| Prompt |
Find the word "icon" in the listing; pull out each line holding it.
--- The data ---
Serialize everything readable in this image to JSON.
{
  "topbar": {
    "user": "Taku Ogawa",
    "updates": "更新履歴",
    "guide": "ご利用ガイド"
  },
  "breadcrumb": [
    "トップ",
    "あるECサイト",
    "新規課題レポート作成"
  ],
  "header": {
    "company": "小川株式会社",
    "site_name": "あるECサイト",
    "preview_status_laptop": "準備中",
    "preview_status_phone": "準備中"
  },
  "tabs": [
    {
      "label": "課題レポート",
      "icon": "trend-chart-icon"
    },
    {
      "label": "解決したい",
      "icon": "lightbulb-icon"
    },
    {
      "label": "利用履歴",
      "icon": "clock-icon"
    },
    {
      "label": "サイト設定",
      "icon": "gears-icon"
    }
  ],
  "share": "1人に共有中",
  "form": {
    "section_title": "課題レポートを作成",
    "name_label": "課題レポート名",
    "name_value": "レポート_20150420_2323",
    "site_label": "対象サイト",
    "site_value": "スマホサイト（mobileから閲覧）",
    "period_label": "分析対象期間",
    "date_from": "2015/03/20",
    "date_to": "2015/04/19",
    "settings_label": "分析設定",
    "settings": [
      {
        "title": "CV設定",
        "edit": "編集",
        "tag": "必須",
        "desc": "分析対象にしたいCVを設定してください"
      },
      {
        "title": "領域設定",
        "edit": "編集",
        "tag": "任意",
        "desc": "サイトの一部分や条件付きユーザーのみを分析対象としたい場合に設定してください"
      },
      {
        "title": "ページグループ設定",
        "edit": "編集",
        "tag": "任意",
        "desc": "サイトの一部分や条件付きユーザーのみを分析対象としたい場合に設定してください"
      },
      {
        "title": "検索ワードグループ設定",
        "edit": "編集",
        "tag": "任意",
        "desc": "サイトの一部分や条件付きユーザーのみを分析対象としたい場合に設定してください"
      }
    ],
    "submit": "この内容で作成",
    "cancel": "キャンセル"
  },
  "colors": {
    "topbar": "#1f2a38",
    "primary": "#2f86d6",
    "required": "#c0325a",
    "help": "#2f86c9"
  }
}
---
| Answer to this problem |
      "icon": "trend-chart-icon"
      "icon": "lightbulb-icon"
      "icon": "clock-icon"
      "icon": "gears-icon"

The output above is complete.